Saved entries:
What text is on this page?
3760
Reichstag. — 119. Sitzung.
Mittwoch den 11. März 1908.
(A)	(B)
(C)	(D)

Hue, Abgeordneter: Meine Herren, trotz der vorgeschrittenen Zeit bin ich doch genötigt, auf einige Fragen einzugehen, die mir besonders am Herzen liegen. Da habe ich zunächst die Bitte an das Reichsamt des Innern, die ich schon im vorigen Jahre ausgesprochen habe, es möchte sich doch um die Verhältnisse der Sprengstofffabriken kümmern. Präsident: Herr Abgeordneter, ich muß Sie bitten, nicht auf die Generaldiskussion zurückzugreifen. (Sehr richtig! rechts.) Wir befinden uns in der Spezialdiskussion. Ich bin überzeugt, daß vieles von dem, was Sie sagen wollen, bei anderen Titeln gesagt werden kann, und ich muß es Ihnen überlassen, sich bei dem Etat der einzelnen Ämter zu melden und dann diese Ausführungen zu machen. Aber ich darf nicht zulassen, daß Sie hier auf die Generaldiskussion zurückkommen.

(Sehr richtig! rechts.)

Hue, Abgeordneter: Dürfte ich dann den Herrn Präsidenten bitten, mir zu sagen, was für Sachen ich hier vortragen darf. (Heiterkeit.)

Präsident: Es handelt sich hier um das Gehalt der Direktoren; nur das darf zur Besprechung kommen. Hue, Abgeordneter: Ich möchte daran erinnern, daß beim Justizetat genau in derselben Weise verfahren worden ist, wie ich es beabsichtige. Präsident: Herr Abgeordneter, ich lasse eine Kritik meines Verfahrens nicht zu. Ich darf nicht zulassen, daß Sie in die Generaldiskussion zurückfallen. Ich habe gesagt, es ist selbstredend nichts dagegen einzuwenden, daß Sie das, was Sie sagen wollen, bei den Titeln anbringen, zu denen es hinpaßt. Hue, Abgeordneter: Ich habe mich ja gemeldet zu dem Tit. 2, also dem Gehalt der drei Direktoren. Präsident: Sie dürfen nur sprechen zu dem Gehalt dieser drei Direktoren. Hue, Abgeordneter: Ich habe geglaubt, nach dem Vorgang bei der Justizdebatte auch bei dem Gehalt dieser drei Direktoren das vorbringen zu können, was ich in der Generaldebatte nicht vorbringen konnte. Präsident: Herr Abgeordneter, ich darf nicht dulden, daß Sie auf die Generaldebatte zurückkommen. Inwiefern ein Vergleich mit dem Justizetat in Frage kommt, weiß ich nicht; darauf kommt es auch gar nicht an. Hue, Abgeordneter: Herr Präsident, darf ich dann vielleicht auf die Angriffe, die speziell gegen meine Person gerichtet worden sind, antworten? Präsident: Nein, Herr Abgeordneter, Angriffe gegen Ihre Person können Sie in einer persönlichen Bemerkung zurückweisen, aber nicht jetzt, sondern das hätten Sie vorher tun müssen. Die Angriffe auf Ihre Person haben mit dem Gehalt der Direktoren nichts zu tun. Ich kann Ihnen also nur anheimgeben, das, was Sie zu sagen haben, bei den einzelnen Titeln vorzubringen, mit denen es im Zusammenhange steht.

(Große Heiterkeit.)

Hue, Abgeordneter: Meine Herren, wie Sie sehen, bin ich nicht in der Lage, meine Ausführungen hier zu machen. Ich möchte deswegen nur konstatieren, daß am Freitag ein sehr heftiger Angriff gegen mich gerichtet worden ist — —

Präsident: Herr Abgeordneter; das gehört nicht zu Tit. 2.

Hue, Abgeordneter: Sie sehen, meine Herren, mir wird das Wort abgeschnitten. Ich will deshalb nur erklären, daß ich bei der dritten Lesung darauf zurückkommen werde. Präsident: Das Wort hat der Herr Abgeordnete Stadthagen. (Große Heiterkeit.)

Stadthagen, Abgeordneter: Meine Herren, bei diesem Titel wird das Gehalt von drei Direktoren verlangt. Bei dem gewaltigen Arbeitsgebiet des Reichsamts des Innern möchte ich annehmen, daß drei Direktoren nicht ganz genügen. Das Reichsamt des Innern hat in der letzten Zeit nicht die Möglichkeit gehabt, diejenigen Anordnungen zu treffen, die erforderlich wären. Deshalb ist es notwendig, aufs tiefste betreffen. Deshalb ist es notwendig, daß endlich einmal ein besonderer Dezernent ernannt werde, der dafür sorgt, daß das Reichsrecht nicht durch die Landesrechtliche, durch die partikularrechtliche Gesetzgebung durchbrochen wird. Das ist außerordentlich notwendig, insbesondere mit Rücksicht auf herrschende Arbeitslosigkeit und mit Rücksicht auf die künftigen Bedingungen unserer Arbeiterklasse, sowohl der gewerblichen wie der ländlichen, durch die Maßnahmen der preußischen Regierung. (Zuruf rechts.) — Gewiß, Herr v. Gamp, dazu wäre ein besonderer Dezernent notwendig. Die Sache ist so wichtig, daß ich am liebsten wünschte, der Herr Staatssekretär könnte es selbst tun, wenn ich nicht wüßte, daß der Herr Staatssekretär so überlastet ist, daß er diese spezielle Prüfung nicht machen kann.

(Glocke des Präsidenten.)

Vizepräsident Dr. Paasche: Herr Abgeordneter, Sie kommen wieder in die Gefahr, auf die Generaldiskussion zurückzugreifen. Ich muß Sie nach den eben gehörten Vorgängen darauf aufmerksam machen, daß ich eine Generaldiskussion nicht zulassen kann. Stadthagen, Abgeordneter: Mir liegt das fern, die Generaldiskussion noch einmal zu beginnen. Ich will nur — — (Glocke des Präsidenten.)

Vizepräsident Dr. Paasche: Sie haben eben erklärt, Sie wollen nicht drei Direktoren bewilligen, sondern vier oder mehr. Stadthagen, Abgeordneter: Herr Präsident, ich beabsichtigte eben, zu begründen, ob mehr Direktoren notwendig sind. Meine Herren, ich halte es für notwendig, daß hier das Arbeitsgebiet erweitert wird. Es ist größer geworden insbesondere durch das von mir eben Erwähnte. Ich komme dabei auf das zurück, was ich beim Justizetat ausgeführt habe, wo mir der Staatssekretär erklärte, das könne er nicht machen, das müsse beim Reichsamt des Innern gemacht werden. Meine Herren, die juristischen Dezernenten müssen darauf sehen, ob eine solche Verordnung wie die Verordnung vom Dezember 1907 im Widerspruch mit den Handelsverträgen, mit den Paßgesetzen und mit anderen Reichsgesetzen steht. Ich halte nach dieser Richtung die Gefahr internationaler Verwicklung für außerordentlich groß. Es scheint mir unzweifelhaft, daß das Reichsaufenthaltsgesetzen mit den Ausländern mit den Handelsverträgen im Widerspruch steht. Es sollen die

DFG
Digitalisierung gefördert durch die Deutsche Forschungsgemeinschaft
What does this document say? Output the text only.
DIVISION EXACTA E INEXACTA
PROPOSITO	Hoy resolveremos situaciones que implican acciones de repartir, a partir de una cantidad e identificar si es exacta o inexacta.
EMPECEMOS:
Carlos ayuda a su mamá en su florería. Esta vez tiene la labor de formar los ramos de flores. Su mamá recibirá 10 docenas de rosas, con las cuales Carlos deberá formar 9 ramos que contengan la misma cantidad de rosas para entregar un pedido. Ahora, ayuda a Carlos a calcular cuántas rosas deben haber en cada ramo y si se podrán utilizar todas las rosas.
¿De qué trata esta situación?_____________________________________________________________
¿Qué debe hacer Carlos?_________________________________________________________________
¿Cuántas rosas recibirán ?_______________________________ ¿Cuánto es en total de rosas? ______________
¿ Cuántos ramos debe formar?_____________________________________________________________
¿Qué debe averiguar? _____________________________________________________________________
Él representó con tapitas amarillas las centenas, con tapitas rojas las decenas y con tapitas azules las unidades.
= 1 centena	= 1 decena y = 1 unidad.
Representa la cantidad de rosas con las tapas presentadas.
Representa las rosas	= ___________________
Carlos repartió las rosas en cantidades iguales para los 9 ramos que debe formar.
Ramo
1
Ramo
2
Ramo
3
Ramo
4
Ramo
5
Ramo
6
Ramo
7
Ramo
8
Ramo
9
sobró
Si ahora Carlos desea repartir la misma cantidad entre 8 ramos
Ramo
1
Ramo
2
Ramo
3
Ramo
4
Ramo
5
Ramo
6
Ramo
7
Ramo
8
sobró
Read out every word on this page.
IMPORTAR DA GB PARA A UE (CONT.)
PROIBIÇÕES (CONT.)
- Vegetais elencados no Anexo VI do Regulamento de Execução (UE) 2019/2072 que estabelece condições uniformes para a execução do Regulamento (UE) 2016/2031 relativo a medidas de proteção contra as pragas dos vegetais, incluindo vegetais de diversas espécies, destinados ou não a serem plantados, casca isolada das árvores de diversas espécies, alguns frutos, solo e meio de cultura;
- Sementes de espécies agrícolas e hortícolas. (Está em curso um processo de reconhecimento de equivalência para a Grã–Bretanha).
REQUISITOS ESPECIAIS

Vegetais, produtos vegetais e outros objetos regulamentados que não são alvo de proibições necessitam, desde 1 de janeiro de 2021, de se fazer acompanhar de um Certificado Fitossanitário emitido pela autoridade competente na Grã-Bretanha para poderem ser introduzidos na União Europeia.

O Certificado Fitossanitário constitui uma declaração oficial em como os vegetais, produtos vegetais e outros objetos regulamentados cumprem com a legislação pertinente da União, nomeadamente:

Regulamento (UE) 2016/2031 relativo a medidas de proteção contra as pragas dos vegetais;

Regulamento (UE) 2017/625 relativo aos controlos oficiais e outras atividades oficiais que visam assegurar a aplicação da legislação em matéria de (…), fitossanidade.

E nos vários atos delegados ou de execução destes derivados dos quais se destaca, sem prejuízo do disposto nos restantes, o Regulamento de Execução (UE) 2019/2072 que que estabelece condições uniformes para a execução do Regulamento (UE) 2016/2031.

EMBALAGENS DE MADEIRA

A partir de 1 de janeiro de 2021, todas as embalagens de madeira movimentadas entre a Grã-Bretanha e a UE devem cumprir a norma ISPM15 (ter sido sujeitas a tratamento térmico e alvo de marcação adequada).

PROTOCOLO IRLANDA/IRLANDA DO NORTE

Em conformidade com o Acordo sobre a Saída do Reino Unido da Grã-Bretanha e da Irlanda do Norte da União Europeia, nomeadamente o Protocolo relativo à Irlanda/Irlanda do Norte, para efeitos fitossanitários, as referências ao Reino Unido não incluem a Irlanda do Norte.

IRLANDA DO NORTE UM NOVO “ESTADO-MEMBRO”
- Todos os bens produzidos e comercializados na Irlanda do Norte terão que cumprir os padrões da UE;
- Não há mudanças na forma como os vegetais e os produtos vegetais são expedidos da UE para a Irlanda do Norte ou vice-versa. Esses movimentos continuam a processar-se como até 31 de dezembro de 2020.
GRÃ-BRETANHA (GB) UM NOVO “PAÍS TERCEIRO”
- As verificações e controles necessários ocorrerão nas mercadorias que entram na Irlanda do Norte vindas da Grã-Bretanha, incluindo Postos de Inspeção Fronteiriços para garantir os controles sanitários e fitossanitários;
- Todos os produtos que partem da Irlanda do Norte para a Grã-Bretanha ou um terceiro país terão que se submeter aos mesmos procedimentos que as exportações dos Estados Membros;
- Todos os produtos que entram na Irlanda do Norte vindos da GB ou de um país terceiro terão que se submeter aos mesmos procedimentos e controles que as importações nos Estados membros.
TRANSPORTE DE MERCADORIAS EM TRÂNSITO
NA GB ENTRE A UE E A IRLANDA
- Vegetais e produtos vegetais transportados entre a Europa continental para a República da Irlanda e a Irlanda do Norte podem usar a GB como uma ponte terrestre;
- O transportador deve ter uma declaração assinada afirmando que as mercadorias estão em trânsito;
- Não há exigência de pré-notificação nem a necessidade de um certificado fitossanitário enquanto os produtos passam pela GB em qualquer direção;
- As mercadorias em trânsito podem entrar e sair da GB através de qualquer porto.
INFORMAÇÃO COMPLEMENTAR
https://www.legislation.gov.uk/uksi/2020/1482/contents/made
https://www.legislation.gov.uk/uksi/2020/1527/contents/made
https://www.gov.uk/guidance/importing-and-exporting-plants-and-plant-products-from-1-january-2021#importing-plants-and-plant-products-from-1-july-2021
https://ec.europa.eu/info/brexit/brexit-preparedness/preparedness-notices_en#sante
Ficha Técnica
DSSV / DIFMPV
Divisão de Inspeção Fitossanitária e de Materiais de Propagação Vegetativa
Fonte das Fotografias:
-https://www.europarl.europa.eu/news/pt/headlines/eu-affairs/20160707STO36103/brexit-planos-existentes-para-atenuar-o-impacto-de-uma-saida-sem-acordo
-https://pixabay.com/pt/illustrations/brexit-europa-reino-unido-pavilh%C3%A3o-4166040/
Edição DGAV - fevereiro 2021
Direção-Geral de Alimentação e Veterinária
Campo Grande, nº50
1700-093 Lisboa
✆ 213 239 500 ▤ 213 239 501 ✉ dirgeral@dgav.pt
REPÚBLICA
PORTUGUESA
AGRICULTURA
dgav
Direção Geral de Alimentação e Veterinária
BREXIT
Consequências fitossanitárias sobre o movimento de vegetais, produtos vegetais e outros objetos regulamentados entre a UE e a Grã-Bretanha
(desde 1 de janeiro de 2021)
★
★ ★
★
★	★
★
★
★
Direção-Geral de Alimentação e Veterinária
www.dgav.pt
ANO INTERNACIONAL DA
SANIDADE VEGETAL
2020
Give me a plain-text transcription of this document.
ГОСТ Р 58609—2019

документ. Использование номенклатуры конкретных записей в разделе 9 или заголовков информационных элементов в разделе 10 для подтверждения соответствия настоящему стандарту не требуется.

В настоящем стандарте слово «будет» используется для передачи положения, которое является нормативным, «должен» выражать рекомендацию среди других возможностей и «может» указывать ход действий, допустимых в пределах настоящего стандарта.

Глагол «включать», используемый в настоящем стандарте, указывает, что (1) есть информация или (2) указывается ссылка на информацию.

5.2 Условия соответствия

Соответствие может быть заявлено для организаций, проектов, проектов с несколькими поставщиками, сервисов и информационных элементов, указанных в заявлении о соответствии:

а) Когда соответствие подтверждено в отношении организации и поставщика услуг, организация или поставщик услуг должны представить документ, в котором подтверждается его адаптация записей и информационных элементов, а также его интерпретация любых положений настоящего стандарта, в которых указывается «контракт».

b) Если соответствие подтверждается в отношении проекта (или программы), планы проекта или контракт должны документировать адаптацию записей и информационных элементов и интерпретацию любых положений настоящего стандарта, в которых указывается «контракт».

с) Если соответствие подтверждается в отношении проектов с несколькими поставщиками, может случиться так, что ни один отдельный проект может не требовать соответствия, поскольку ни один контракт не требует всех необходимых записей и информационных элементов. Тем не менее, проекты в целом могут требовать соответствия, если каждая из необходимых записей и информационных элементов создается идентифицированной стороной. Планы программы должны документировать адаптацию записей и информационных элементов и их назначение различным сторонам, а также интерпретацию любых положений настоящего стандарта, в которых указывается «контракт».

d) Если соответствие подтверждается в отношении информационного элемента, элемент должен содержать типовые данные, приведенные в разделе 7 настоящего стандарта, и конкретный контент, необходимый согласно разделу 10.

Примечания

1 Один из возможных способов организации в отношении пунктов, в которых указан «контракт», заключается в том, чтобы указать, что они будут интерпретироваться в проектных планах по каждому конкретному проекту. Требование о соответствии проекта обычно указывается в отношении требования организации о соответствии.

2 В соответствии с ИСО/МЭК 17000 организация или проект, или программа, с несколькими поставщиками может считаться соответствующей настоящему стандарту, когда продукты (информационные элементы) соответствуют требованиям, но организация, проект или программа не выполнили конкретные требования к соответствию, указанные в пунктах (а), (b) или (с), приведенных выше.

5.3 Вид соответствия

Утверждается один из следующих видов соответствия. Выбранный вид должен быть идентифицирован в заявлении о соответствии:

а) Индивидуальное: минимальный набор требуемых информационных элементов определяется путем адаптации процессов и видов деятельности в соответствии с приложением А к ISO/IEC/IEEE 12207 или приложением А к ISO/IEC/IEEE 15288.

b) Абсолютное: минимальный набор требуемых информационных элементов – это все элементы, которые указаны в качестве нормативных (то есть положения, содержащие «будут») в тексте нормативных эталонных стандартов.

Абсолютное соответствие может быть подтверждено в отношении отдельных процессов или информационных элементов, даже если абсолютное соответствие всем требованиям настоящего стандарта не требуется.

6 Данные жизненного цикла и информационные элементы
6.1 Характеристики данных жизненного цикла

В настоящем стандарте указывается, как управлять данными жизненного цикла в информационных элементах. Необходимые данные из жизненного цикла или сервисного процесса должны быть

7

• **WHAT YOU ARE ASKED TO DO**:
Find each line holding the string "Estados" and copy it out.

• **SOLUTION**:
- Todos os produtos que partem da Irlanda do Norte para a Grã-Bretanha ou um terceiro país terão que se submeter aos mesmos procedimentos que as exportações dos Estados Membros;
- Todos os produtos que entram na Irlanda do Norte vindos da GB ou de um país terceiro terão que se submeter aos mesmos procedimentos e controles que as importações nos Estados membros.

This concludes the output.